GIVEN EXERCISE ▸ No images are to be carried over; print all other material exactly as it stands.

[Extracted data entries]
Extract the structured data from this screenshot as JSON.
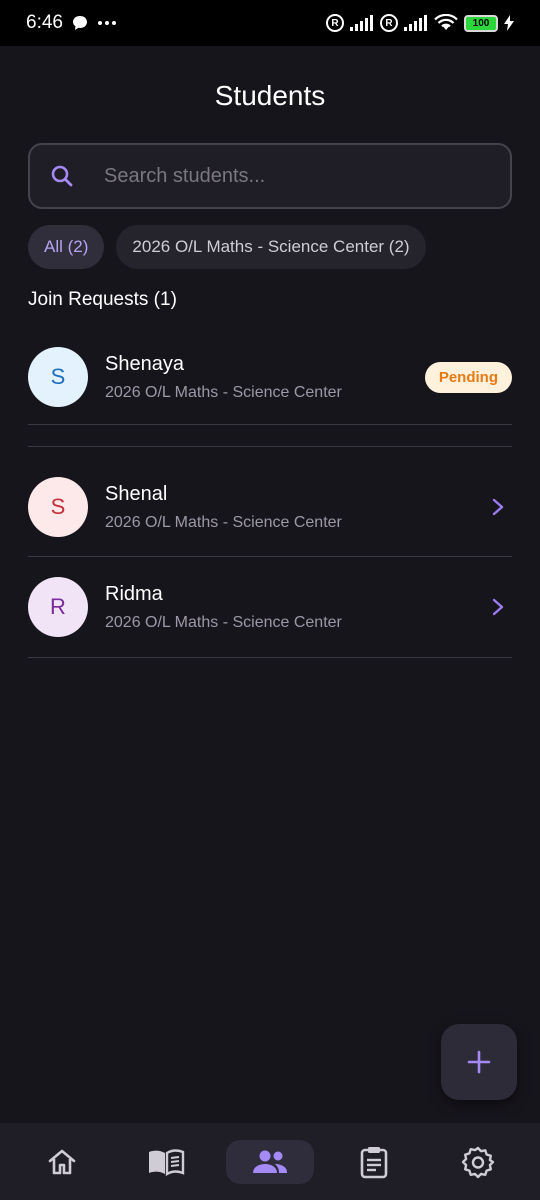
{
  "status_bar": {
    "time": "6:46",
    "battery": "100"
  },
  "header": {
    "title": "Students"
  },
  "search": {
    "placeholder": "Search students..."
  },
  "filters": [
    {
      "label": "All (2)",
      "active": true
    },
    {
      "label": "2026 O/L Maths - Science Center (2)",
      "active": false
    }
  ],
  "join_requests": {
    "title": "Join Requests (1)",
    "items": [
      {
        "initial": "S",
        "name": "Shenaya",
        "class": "2026 O/L Maths - Science Center",
        "status": "Pending"
      }
    ]
  },
  "students": [
    {
      "initial": "S",
      "name": "Shenal",
      "class": "2026 O/L Maths - Science Center"
    },
    {
      "initial": "R",
      "name": "Ridma",
      "class": "2026 O/L Maths - Science Center"
    }
  ],
  "colors": {
    "accent": "#9a7cf0",
    "background": "#17151c",
    "pending_bg": "#fff1dc",
    "pending_text": "#e67a14",
    "avatar_blue_bg": "#e3f2fd",
    "avatar_blue_text": "#1e6fc0",
    "avatar_red_bg": "#fde8ea",
    "avatar_red_text": "#c62f3c",
    "avatar_purple_bg": "#f1e4f6",
    "avatar_purple_text": "#7b2a9c"
  },
  "nav": [
    {
      "icon": "home-icon",
      "active": false
    },
    {
      "icon": "book-icon",
      "active": false
    },
    {
      "icon": "people-icon",
      "active": true
    },
    {
      "icon": "clipboard-icon",
      "active": false
    },
    {
      "icon": "settings-icon",
      "active": false
    }
  ]
}
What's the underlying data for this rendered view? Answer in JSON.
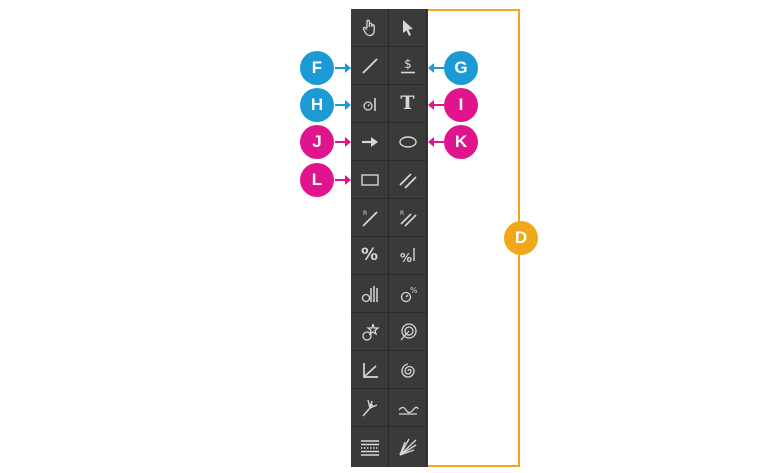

WORKED SOLUTION ▸
Extract the structured data from this screenshot as JSON.
{
  "status_bar": {
    "time": "6:46",
    "battery": "100"
  },
  "header": {
    "title": "Students"
  },
  "search": {
    "placeholder": "Search students..."
  },
  "filters": [
    {
      "label": "All (2)",
      "active": true
    },
    {
      "label": "2026 O/L Maths - Science Center (2)",
      "active": false
    }
  ],
  "join_requests": {
    "title": "Join Requests (1)",
    "items": [
      {
        "initial": "S",
        "name": "Shenaya",
        "class": "2026 O/L Maths - Science Center",
        "status": "Pending"
      }
    ]
  },
  "students": [
    {
      "initial": "S",
      "name": "Shenal",
      "class": "2026 O/L Maths - Science Center"
    },
    {
      "initial": "R",
      "name": "Ridma",
      "class": "2026 O/L Maths - Science Center"
    }
  ],
  "colors": {
    "accent": "#9a7cf0",
    "background": "#17151c",
    "pending_bg": "#fff1dc",
    "pending_text": "#e67a14",
    "avatar_blue_bg": "#e3f2fd",
    "avatar_blue_text": "#1e6fc0",
    "avatar_red_bg": "#fde8ea",
    "avatar_red_text": "#c62f3c",
    "avatar_purple_bg": "#f1e4f6",
    "avatar_purple_text": "#7b2a9c"
  },
  "nav": [
    {
      "icon": "home-icon",
      "active": false
    },
    {
      "icon": "book-icon",
      "active": false
    },
    {
      "icon": "people-icon",
      "active": true
    },
    {
      "icon": "clipboard-icon",
      "active": false
    },
    {
      "icon": "settings-icon",
      "active": false
    }
  ]
}
What's the underlying data for this rendered view? Answer in JSON.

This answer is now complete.